____ Data shown
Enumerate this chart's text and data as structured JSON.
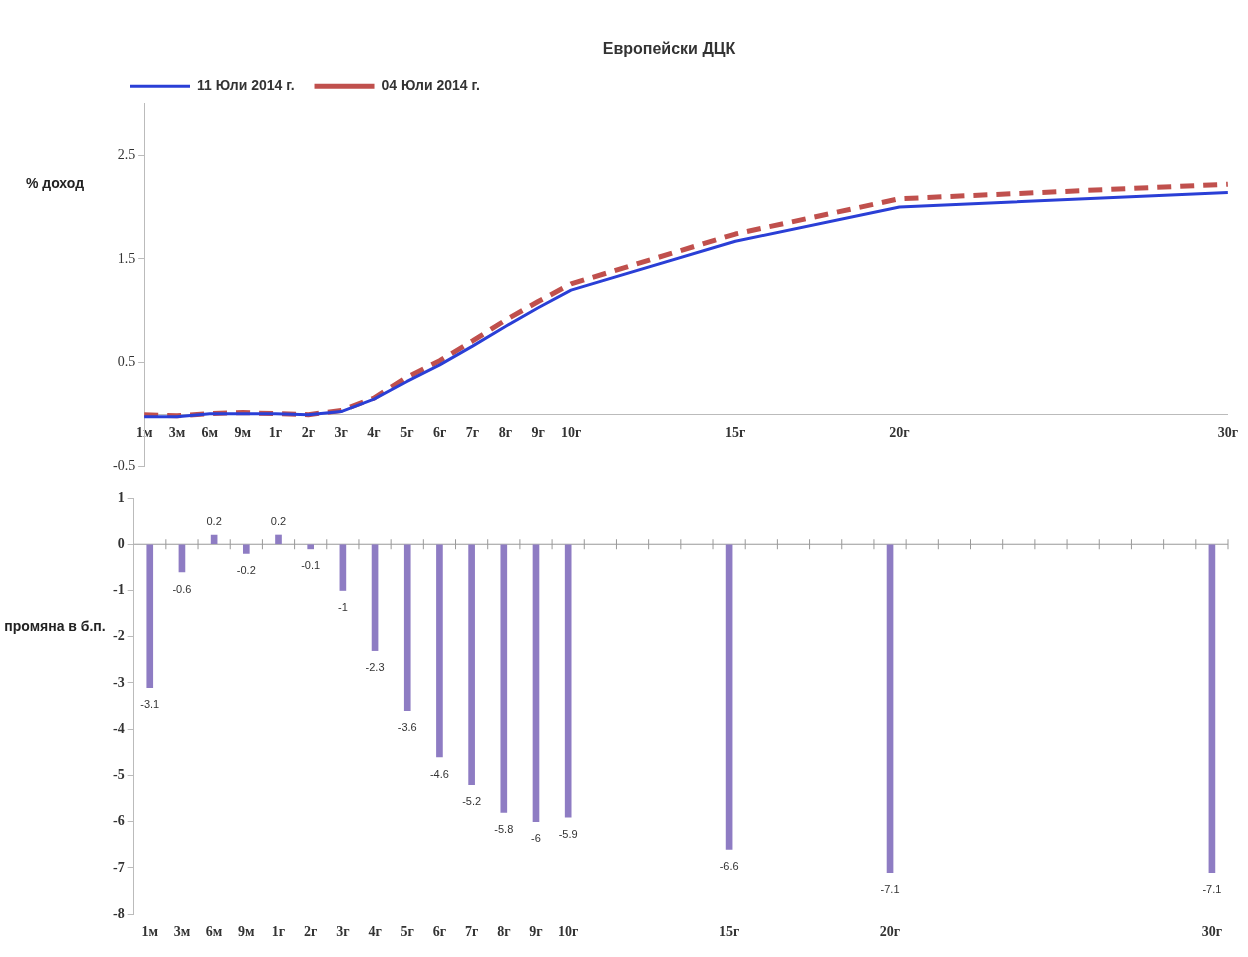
{
  "chart_data": [
    {
      "type": "line",
      "title": "Европейски ДЦК",
      "ylabel": "% доход",
      "categories": [
        "1м",
        "3м",
        "6м",
        "9м",
        "1г",
        "2г",
        "3г",
        "4г",
        "5г",
        "6г",
        "7г",
        "8г",
        "9г",
        "10г",
        null,
        null,
        null,
        null,
        "15г",
        null,
        null,
        null,
        null,
        "20г",
        null,
        null,
        null,
        null,
        null,
        null,
        null,
        null,
        null,
        "30г"
      ],
      "series": [
        {
          "name": "11 Юли 2014 г.",
          "color": "#2a3fd6",
          "line_style": "solid",
          "values": [
            -0.02,
            -0.02,
            0.01,
            0.01,
            0.01,
            0.0,
            0.03,
            0.15,
            0.32,
            0.48,
            0.66,
            0.85,
            1.03,
            1.2,
            null,
            null,
            null,
            null,
            1.67,
            null,
            null,
            null,
            null,
            2.0,
            null,
            null,
            null,
            null,
            null,
            null,
            null,
            null,
            null,
            2.14
          ]
        },
        {
          "name": "04 Юли 2014 г.",
          "color": "#c0504d",
          "line_style": "dashed",
          "values": [
            0.0,
            -0.01,
            0.01,
            0.02,
            0.01,
            0.0,
            0.04,
            0.16,
            0.36,
            0.52,
            0.71,
            0.91,
            1.09,
            1.26,
            null,
            null,
            null,
            null,
            1.74,
            null,
            null,
            null,
            null,
            2.08,
            null,
            null,
            null,
            null,
            null,
            null,
            null,
            null,
            null,
            2.22
          ]
        }
      ],
      "ylim": [
        -0.5,
        3
      ],
      "yticks": [
        -0.5,
        0.5,
        1.5,
        2.5
      ],
      "legend": "top left",
      "marker": "none"
    },
    {
      "type": "bar",
      "ylabel": "промяна в б.п.",
      "categories": [
        "1м",
        "3м",
        "6м",
        "9м",
        "1г",
        "2г",
        "3г",
        "4г",
        "5г",
        "6г",
        "7г",
        "8г",
        "9г",
        "10г",
        null,
        null,
        null,
        null,
        "15г",
        null,
        null,
        null,
        null,
        "20г",
        null,
        null,
        null,
        null,
        null,
        null,
        null,
        null,
        null,
        "30г"
      ],
      "values": [
        -3.1,
        -0.6,
        0.2,
        -0.2,
        0.2,
        -0.1,
        -1,
        -2.3,
        -3.6,
        -4.6,
        -5.2,
        -5.8,
        -6,
        -5.9,
        null,
        null,
        null,
        null,
        -6.6,
        null,
        null,
        null,
        null,
        -7.1,
        null,
        null,
        null,
        null,
        null,
        null,
        null,
        null,
        null,
        -7.1
      ],
      "color": "#8e7cc3",
      "ylim": [
        -8,
        1
      ],
      "yticks": [
        -8,
        -7,
        -6,
        -5,
        -4,
        -3,
        -2,
        -1,
        0,
        1
      ],
      "data_labels": true
    }
  ]
}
________
▶ _Set task_: Write out all the entries again, word for word, and print no images.

▶ _Worked solution_:
Enumerate this chart's text and data as structured JSON.
{
  "chart_data": [
    {
      "type": "line",
      "title": "Европейски ДЦК",
      "ylabel": "% доход",
      "categories": [
        "1м",
        "3м",
        "6м",
        "9м",
        "1г",
        "2г",
        "3г",
        "4г",
        "5г",
        "6г",
        "7г",
        "8г",
        "9г",
        "10г",
        null,
        null,
        null,
        null,
        "15г",
        null,
        null,
        null,
        null,
        "20г",
        null,
        null,
        null,
        null,
        null,
        null,
        null,
        null,
        null,
        "30г"
      ],
      "series": [
        {
          "name": "11 Юли 2014 г.",
          "color": "#2a3fd6",
          "line_style": "solid",
          "values": [
            -0.02,
            -0.02,
            0.01,
            0.01,
            0.01,
            0.0,
            0.03,
            0.15,
            0.32,
            0.48,
            0.66,
            0.85,
            1.03,
            1.2,
            null,
            null,
            null,
            null,
            1.67,
            null,
            null,
            null,
            null,
            2.0,
            null,
            null,
            null,
            null,
            null,
            null,
            null,
            null,
            null,
            2.14
          ]
        },
        {
          "name": "04 Юли 2014 г.",
          "color": "#c0504d",
          "line_style": "dashed",
          "values": [
            0.0,
            -0.01,
            0.01,
            0.02,
            0.01,
            0.0,
            0.04,
            0.16,
            0.36,
            0.52,
            0.71,
            0.91,
            1.09,
            1.26,
            null,
            null,
            null,
            null,
            1.74,
            null,
            null,
            null,
            null,
            2.08,
            null,
            null,
            null,
            null,
            null,
            null,
            null,
            null,
            null,
            2.22
          ]
        }
      ],
      "ylim": [
        -0.5,
        3
      ],
      "yticks": [
        -0.5,
        0.5,
        1.5,
        2.5
      ],
      "legend": "top left",
      "marker": "none"
    },
    {
      "type": "bar",
      "ylabel": "промяна в б.п.",
      "categories": [
        "1м",
        "3м",
        "6м",
        "9м",
        "1г",
        "2г",
        "3г",
        "4г",
        "5г",
        "6г",
        "7г",
        "8г",
        "9г",
        "10г",
        null,
        null,
        null,
        null,
        "15г",
        null,
        null,
        null,
        null,
        "20г",
        null,
        null,
        null,
        null,
        null,
        null,
        null,
        null,
        null,
        "30г"
      ],
      "values": [
        -3.1,
        -0.6,
        0.2,
        -0.2,
        0.2,
        -0.1,
        -1,
        -2.3,
        -3.6,
        -4.6,
        -5.2,
        -5.8,
        -6,
        -5.9,
        null,
        null,
        null,
        null,
        -6.6,
        null,
        null,
        null,
        null,
        -7.1,
        null,
        null,
        null,
        null,
        null,
        null,
        null,
        null,
        null,
        -7.1
      ],
      "color": "#8e7cc3",
      "ylim": [
        -8,
        1
      ],
      "yticks": [
        -8,
        -7,
        -6,
        -5,
        -4,
        -3,
        -2,
        -1,
        0,
        1
      ],
      "data_labels": true
    }
  ]
}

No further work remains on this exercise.